Among the following entries, count the lines that contain "Россию" and report only the result.
--------
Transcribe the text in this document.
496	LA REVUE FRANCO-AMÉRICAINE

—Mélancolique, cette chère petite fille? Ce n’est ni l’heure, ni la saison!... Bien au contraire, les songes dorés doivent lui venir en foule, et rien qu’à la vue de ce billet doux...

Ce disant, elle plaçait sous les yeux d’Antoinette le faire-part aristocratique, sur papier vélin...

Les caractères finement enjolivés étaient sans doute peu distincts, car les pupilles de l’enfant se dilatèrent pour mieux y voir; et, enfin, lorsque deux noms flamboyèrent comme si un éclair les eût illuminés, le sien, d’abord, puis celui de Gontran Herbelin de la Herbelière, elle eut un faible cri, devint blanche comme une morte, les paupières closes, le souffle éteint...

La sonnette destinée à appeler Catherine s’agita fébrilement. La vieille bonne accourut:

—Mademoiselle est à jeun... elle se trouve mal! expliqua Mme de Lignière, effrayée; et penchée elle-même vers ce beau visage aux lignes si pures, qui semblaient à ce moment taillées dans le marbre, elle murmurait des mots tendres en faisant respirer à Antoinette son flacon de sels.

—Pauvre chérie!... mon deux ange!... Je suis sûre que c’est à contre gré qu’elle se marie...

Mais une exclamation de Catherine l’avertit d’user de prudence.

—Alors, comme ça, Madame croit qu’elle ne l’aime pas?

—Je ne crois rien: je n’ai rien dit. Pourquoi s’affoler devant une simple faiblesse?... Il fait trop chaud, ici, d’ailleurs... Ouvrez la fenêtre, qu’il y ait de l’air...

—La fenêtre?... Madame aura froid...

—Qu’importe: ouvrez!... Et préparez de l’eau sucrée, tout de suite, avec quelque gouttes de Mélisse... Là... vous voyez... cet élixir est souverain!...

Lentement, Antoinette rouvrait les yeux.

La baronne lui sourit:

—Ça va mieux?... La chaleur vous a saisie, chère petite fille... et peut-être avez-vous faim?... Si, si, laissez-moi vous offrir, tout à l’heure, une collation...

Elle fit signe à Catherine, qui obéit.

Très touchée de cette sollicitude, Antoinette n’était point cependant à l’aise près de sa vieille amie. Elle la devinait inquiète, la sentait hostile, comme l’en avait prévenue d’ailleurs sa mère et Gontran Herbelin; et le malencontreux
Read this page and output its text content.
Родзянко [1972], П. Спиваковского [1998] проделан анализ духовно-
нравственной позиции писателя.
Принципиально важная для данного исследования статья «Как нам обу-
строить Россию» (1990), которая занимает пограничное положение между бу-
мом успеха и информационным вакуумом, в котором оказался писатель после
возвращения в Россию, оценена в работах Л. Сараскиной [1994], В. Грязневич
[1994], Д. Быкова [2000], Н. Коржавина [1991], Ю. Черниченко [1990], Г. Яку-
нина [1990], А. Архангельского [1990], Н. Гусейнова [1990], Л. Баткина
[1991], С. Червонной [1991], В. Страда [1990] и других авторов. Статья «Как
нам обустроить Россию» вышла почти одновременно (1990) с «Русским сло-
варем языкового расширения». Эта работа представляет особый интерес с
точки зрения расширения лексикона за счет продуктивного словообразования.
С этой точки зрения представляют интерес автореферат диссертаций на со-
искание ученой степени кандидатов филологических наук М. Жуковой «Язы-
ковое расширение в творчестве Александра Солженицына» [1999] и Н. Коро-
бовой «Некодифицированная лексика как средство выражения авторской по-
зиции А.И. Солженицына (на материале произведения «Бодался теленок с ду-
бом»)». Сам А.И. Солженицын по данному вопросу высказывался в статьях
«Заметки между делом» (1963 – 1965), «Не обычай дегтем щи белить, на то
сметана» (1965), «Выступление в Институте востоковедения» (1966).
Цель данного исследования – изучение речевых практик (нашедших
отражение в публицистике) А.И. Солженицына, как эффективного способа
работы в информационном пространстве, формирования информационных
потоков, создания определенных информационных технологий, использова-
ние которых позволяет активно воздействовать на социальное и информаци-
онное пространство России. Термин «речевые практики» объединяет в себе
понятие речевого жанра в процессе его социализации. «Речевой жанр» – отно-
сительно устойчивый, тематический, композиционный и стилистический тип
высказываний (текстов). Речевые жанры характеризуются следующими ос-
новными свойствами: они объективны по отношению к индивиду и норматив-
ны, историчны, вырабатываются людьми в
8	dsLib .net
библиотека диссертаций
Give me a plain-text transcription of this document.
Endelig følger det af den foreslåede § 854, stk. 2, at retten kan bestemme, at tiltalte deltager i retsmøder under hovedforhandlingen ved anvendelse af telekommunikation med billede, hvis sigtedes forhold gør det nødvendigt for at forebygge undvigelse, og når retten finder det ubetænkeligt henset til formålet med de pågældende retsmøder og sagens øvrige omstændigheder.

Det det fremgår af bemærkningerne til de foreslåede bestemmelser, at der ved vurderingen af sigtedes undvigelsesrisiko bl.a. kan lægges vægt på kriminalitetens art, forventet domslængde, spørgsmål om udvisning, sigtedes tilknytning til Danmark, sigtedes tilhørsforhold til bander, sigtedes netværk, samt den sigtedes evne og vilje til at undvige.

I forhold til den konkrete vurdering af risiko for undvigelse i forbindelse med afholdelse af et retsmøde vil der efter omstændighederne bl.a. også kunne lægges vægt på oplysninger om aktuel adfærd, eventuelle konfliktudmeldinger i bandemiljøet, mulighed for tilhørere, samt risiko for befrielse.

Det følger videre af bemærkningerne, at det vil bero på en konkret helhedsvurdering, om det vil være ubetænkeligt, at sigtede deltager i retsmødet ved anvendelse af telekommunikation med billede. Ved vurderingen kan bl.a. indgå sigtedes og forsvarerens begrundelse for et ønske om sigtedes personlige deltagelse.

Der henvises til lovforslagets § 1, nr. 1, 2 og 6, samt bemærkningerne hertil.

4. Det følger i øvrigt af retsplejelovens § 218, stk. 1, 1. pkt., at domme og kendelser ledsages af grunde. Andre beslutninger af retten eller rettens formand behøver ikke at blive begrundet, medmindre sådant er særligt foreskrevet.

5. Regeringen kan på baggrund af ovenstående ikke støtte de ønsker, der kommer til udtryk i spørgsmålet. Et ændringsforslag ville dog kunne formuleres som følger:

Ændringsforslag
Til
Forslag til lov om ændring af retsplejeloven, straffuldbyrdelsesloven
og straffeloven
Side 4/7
--------
▸ **Reply to the exercise**: 3